**What you will do**: Return, word for word, every line starting at the line with "Read this page and output its text content." and ending at the final line of the entries; skip the pictures.
## Start
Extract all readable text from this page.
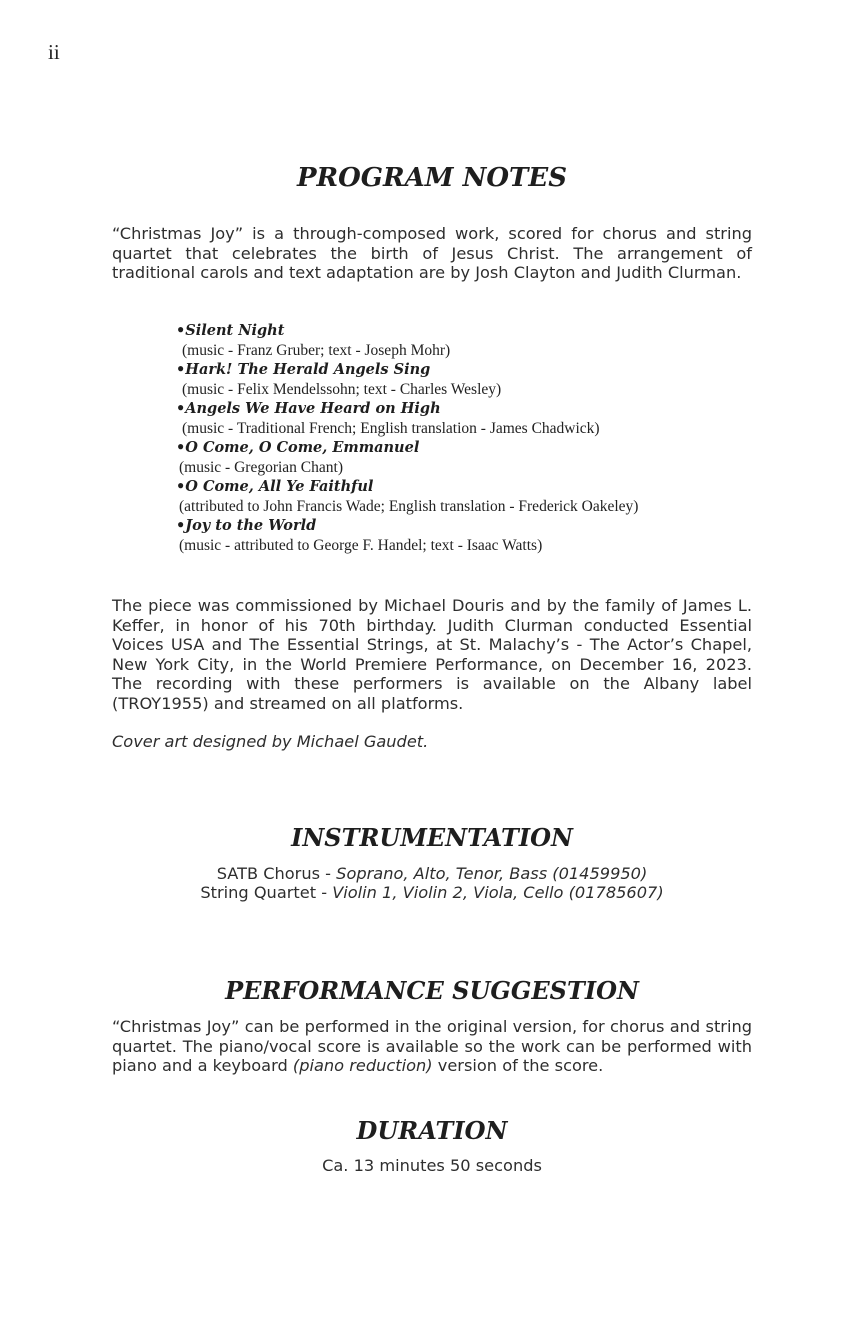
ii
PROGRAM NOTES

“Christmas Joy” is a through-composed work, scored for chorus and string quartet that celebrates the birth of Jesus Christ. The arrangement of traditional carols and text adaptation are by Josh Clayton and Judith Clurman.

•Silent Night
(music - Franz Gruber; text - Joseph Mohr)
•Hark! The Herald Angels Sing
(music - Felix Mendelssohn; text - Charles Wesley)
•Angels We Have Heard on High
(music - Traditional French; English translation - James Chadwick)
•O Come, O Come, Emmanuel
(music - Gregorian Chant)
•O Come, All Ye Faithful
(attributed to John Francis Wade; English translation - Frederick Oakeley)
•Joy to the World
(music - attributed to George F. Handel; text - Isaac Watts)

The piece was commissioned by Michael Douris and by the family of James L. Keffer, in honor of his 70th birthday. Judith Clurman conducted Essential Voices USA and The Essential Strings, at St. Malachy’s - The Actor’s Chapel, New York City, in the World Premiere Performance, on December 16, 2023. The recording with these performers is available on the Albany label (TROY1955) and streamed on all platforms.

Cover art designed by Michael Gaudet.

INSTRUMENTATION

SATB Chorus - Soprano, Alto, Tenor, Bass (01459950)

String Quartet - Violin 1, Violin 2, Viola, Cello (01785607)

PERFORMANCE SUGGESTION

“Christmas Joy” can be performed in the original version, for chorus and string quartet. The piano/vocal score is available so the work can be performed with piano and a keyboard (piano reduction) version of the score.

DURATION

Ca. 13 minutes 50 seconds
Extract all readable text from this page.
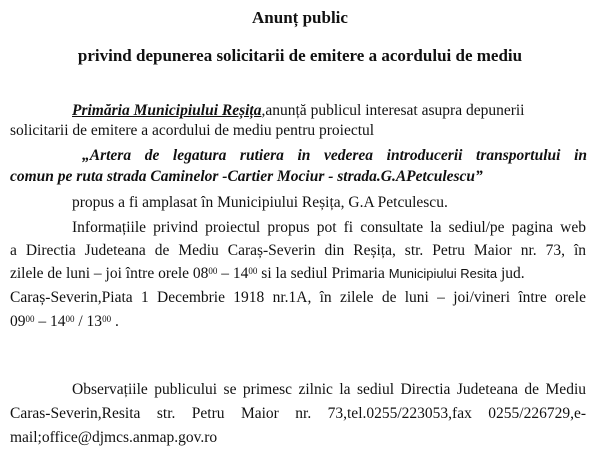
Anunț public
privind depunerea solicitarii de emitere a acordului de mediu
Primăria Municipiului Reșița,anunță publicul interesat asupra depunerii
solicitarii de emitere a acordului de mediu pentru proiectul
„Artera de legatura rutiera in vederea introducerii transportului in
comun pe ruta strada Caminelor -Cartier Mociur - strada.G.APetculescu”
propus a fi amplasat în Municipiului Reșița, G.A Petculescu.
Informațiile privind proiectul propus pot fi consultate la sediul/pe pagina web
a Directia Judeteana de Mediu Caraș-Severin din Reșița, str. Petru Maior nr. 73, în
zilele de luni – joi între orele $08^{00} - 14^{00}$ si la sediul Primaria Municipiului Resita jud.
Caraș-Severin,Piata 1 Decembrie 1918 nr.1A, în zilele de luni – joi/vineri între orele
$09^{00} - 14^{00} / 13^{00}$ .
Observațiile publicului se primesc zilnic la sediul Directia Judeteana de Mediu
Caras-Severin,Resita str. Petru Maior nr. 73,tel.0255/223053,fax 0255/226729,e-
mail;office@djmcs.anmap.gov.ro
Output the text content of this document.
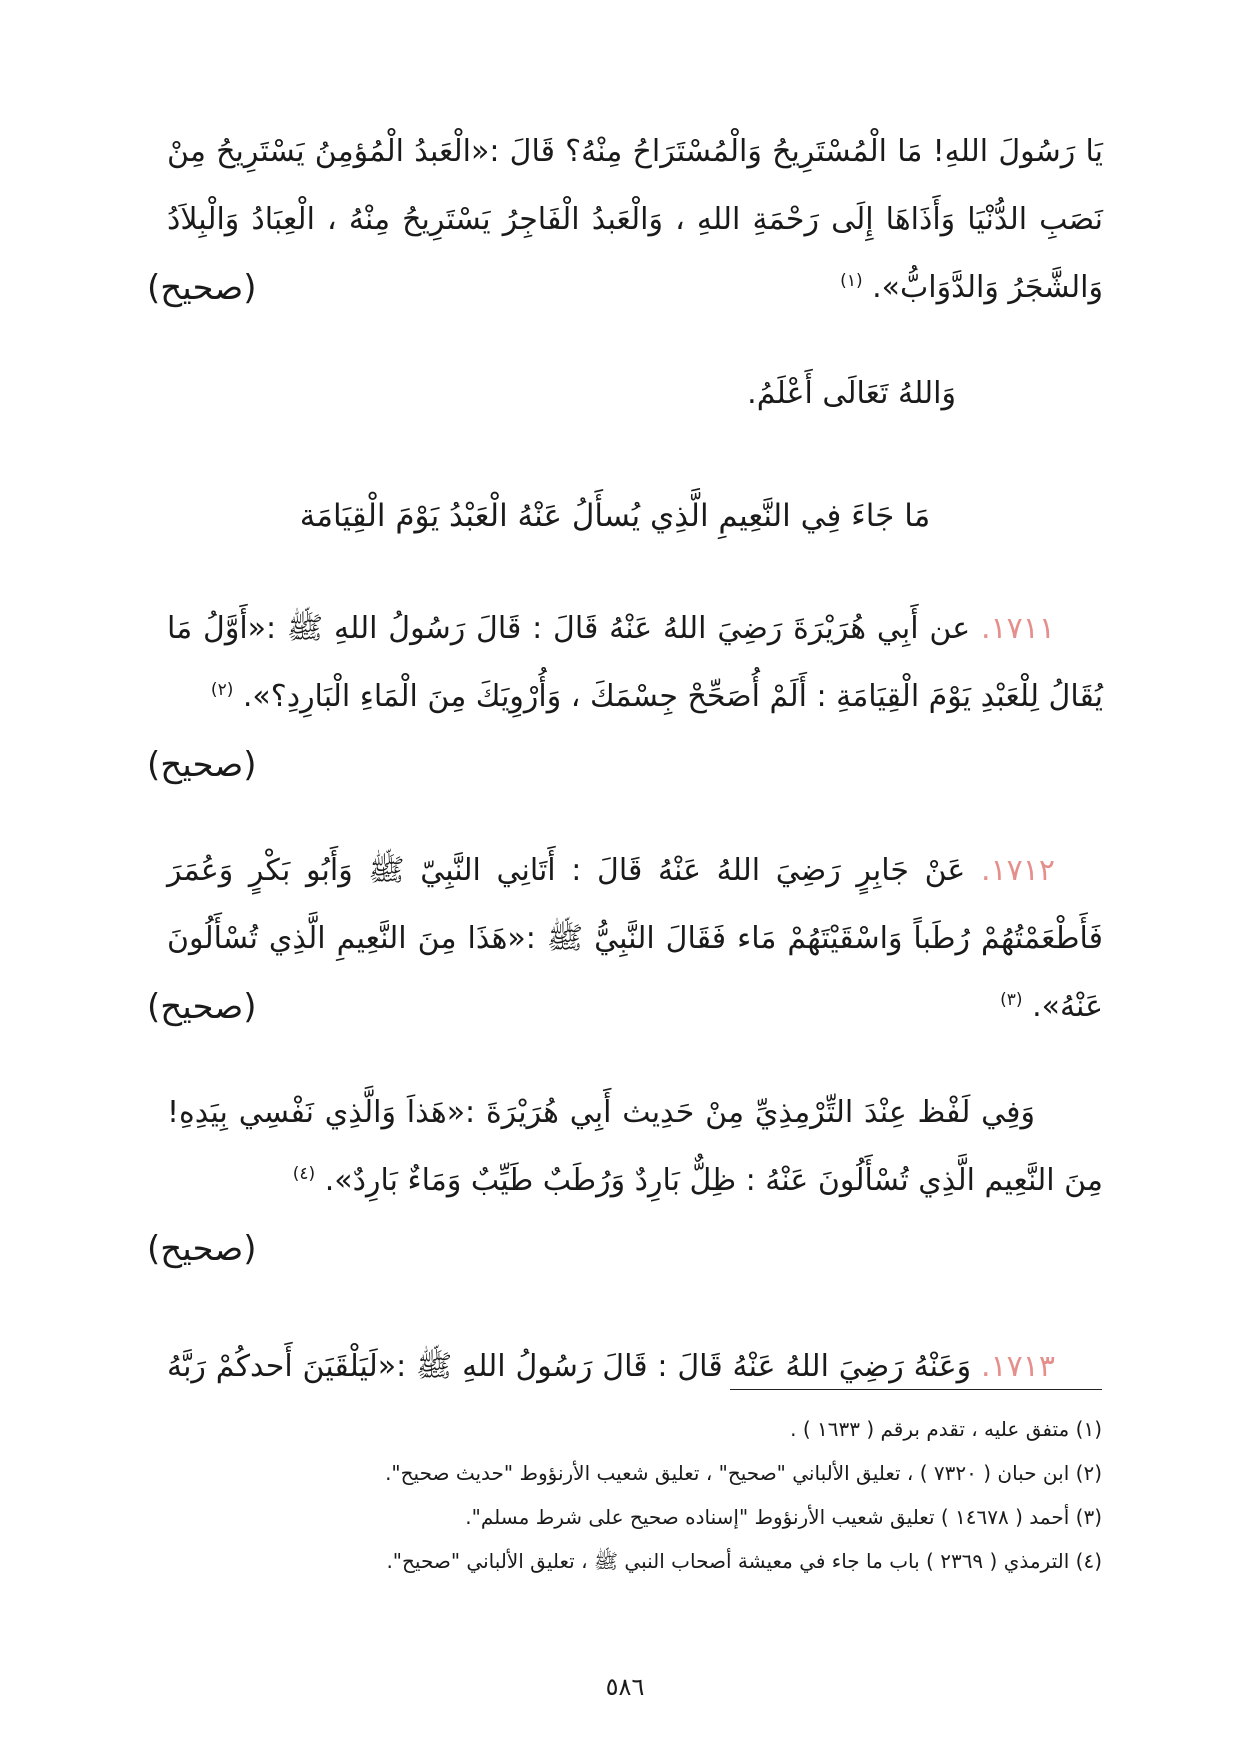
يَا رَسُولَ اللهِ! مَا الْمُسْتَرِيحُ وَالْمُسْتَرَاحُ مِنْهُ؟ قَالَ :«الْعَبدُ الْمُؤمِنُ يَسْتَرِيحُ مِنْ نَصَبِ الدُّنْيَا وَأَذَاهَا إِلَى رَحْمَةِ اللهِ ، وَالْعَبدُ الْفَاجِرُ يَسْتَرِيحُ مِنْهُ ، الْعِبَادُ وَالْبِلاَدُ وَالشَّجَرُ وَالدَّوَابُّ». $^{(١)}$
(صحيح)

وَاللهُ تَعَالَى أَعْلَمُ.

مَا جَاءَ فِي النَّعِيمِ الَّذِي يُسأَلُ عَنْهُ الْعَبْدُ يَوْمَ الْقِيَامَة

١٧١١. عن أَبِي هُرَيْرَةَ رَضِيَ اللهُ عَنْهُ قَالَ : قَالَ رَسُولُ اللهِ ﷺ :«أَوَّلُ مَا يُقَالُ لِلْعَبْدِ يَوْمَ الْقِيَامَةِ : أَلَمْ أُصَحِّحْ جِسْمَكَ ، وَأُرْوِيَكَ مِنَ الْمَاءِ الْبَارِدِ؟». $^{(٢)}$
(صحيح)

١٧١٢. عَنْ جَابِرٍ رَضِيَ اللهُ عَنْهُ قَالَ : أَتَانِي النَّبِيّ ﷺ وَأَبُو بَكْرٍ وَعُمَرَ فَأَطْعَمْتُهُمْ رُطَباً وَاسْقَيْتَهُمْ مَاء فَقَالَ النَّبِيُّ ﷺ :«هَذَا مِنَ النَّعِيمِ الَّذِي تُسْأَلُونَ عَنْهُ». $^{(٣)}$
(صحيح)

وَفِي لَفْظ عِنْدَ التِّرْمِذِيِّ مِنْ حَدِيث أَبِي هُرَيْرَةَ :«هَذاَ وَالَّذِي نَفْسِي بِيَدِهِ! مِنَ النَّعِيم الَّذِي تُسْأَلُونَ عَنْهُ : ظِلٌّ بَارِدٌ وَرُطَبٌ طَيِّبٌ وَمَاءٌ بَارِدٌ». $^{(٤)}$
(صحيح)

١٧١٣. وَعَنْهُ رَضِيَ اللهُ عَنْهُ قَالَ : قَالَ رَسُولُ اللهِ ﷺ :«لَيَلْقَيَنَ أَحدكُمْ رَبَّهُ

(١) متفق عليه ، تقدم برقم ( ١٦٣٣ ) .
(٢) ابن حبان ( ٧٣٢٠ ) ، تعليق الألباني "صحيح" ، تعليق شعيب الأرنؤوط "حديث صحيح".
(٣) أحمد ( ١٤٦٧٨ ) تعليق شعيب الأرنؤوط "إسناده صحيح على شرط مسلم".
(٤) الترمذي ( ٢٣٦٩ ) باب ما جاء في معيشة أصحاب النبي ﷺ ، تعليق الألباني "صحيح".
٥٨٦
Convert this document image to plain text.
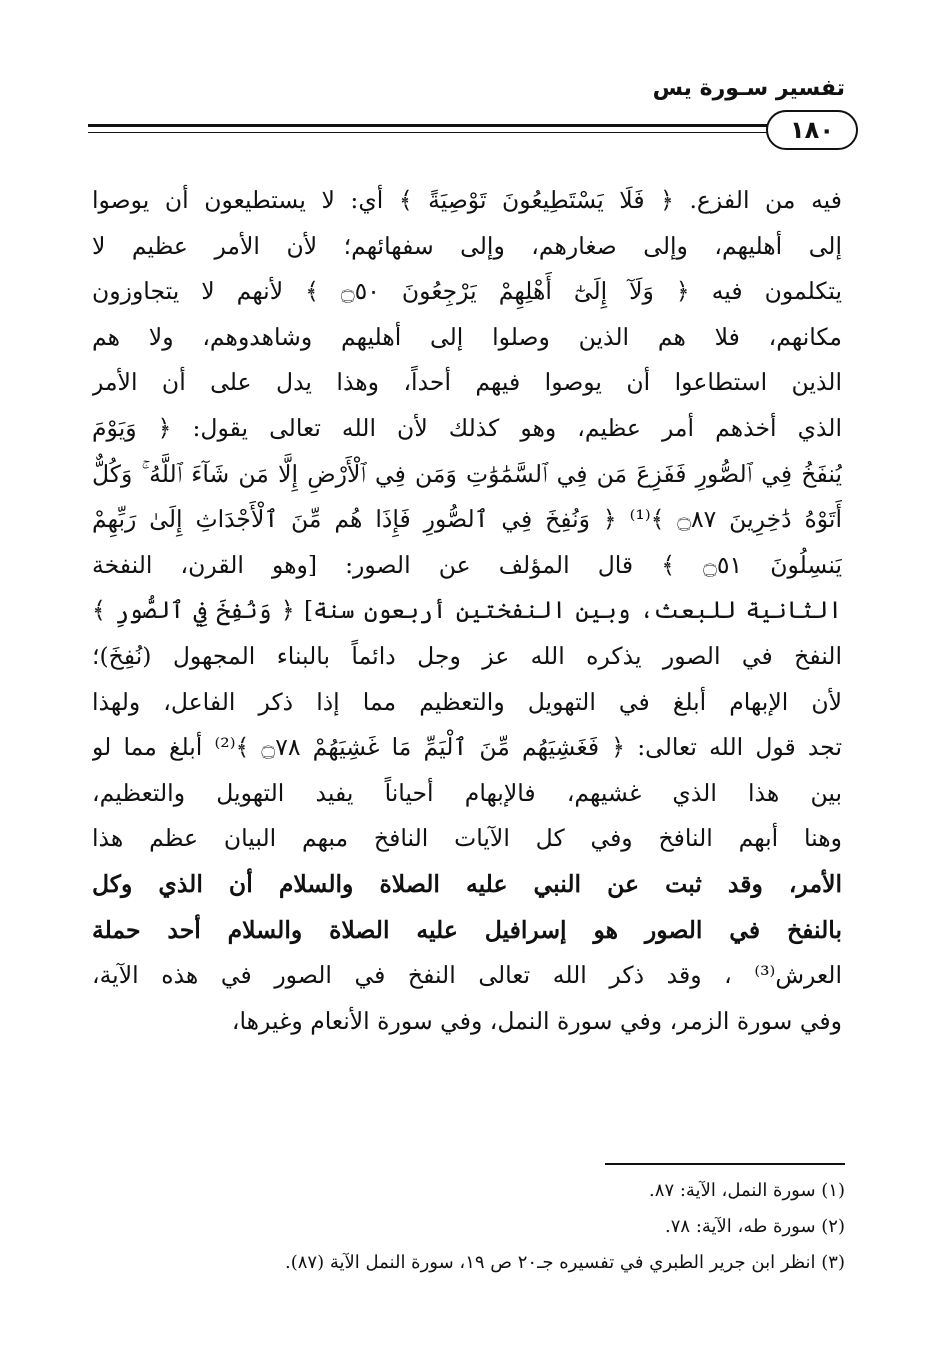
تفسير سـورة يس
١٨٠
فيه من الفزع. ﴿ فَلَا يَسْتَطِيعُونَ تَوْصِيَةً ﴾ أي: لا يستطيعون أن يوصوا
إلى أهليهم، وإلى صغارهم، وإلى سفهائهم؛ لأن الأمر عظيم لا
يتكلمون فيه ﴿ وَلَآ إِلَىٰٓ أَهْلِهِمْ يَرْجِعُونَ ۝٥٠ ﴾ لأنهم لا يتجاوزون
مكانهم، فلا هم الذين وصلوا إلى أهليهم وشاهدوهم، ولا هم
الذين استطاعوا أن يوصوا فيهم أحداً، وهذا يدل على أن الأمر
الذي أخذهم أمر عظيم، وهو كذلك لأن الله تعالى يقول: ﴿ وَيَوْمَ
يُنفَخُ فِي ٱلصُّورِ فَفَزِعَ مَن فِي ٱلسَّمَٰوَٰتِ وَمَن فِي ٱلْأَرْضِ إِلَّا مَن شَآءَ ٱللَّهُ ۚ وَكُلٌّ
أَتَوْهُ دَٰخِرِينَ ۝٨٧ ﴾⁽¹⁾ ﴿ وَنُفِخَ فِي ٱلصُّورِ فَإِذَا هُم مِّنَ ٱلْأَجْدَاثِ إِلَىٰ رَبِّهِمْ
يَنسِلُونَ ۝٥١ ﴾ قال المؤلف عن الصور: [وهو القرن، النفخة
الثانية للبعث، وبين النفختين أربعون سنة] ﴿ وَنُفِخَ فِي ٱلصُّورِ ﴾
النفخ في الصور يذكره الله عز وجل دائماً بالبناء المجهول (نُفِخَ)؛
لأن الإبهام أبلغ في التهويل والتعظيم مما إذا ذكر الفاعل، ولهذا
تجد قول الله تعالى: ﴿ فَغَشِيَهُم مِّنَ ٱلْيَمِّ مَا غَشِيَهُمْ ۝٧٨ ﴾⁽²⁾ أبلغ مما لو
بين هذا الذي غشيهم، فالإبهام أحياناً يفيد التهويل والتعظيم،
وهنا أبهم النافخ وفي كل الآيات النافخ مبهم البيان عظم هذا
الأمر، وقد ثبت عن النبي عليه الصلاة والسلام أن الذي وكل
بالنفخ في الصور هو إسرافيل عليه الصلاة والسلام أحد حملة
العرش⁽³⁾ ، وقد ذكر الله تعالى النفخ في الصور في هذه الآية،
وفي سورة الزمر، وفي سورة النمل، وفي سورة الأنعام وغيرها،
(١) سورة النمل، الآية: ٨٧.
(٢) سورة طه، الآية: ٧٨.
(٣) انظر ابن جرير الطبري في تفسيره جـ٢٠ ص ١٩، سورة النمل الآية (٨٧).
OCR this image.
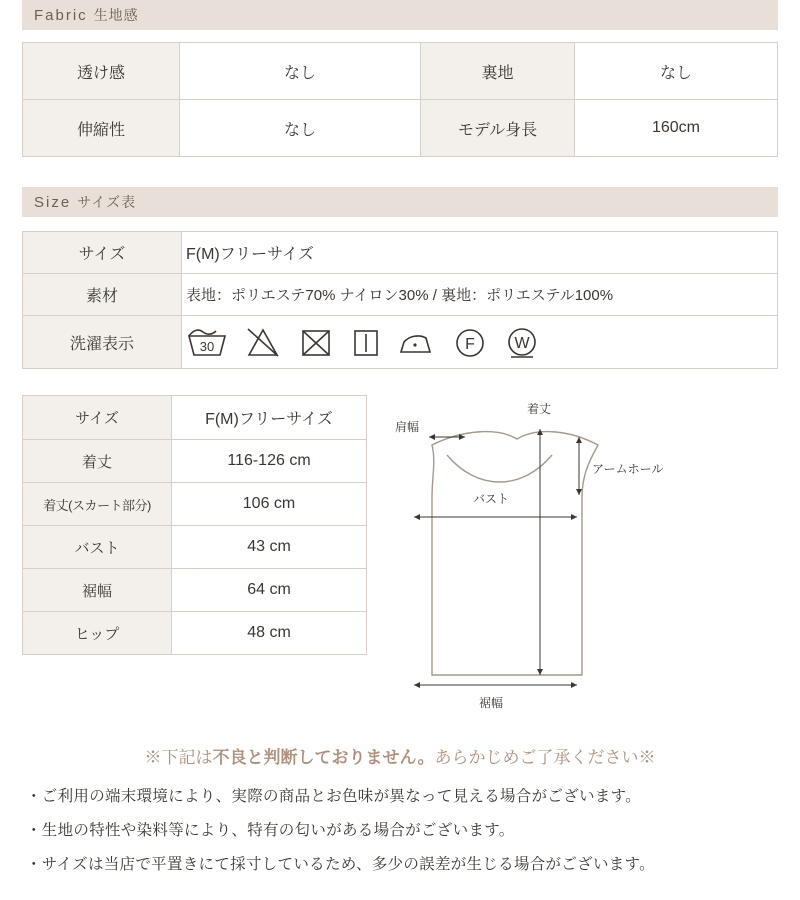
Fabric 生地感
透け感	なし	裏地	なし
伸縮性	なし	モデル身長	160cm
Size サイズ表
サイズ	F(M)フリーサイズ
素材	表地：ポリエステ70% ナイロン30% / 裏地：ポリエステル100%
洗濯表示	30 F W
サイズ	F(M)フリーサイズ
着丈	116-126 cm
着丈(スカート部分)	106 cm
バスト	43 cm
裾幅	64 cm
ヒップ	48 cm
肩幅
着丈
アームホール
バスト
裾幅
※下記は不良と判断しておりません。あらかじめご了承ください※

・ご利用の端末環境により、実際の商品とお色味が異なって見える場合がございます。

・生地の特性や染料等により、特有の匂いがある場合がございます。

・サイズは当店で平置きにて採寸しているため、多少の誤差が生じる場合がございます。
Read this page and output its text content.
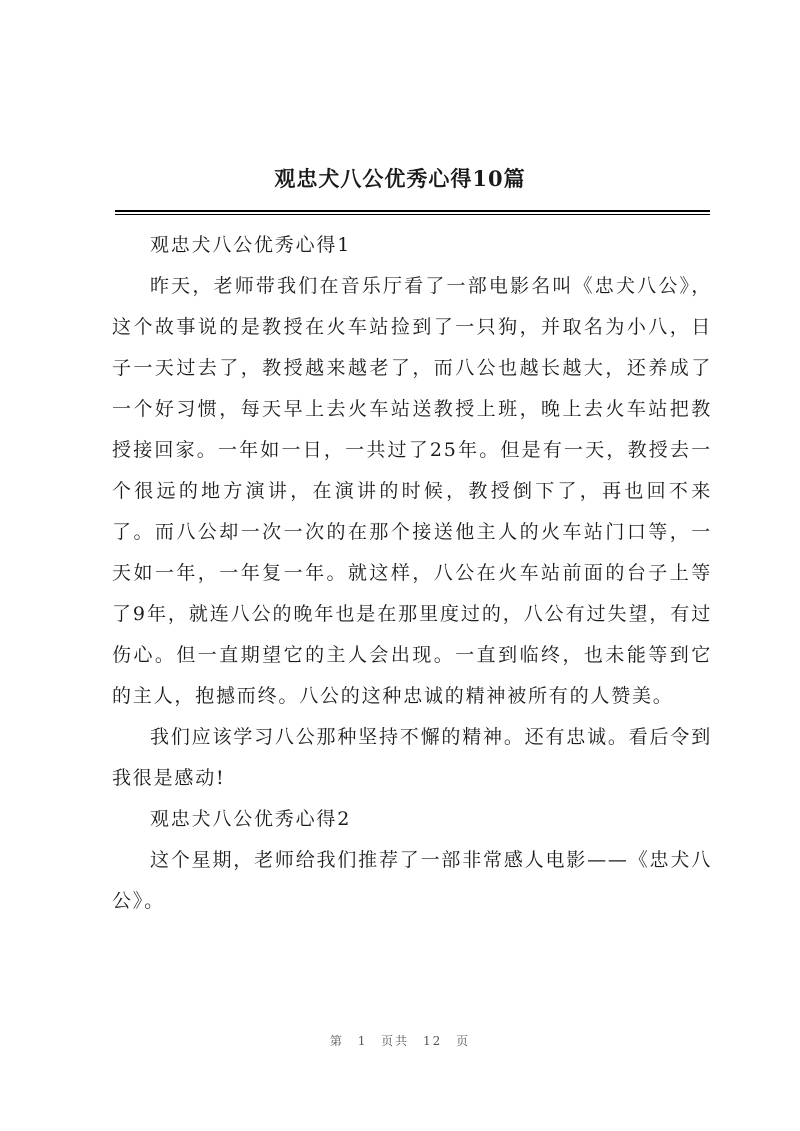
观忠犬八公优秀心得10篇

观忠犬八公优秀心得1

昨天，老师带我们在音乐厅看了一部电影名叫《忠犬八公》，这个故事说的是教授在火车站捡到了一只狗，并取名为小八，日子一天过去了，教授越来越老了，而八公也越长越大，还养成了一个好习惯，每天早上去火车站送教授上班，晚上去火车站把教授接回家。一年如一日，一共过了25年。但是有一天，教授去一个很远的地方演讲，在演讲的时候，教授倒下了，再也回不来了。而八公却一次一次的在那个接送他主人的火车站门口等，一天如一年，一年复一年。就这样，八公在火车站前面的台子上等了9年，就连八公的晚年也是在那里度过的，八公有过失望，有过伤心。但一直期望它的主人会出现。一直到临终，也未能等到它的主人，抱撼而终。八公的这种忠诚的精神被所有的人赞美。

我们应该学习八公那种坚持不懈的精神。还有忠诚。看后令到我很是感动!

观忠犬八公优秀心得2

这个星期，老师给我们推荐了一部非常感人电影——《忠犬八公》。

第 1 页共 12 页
## End
**Task result**:
Read this page and output its text content.
观忠犬八公优秀心得10篇

观忠犬八公优秀心得1

昨天，老师带我们在音乐厅看了一部电影名叫《忠犬八公》，这个故事说的是教授在火车站捡到了一只狗，并取名为小八，日子一天过去了，教授越来越老了，而八公也越长越大，还养成了一个好习惯，每天早上去火车站送教授上班，晚上去火车站把教授接回家。一年如一日，一共过了25年。但是有一天，教授去一个很远的地方演讲，在演讲的时候，教授倒下了，再也回不来了。而八公却一次一次的在那个接送他主人的火车站门口等，一天如一年，一年复一年。就这样，八公在火车站前面的台子上等了9年，就连八公的晚年也是在那里度过的，八公有过失望，有过伤心。但一直期望它的主人会出现。一直到临终，也未能等到它的主人，抱撼而终。八公的这种忠诚的精神被所有的人赞美。

我们应该学习八公那种坚持不懈的精神。还有忠诚。看后令到我很是感动!

观忠犬八公优秀心得2

这个星期，老师给我们推荐了一部非常感人电影——《忠犬八公》。

第 1 页共 12 页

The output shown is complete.